TASK DETAILS: Determine how many lines below hold the string "watermark". Reply with the number alone.

DATA SHOWN:
+--

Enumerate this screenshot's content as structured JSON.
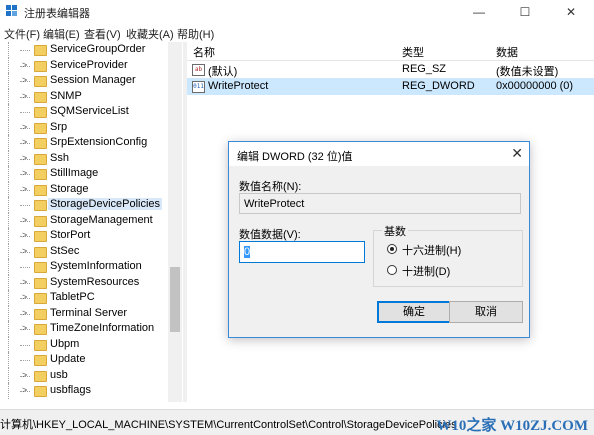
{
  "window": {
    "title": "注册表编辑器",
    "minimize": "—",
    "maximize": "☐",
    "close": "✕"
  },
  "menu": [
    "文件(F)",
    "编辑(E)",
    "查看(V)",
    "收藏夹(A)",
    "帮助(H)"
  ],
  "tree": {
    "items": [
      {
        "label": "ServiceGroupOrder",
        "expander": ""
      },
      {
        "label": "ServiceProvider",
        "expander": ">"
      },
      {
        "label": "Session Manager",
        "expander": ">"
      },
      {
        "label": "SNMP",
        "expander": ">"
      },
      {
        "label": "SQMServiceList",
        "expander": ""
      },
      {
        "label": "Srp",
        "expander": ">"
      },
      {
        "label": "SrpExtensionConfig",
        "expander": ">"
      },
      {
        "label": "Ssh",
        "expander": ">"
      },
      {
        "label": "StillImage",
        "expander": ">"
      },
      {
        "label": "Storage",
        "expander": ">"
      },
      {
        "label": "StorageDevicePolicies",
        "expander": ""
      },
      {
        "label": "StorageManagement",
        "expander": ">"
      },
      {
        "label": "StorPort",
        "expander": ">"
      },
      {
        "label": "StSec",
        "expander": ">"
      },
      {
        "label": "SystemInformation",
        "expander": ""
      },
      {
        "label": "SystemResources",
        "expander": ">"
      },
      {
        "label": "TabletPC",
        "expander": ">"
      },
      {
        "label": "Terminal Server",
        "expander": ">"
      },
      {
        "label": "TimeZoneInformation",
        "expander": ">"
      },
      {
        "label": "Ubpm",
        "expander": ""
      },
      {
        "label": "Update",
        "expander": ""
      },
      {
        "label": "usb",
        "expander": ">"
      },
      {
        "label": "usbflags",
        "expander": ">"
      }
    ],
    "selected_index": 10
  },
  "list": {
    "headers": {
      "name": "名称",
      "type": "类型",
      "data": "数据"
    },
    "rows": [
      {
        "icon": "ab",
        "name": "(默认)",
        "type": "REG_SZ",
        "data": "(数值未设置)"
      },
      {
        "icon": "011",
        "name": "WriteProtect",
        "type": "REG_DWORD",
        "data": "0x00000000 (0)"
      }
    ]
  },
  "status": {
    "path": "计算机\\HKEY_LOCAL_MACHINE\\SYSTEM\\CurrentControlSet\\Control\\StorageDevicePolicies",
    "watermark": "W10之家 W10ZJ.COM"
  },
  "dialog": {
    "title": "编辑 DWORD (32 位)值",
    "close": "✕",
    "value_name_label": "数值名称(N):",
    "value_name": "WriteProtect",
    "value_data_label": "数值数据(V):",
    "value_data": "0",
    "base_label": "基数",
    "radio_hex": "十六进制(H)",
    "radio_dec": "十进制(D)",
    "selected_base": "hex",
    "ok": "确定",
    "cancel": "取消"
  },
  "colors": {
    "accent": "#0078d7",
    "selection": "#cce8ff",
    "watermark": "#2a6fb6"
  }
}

+--

EXERCISE SOLUTION: 2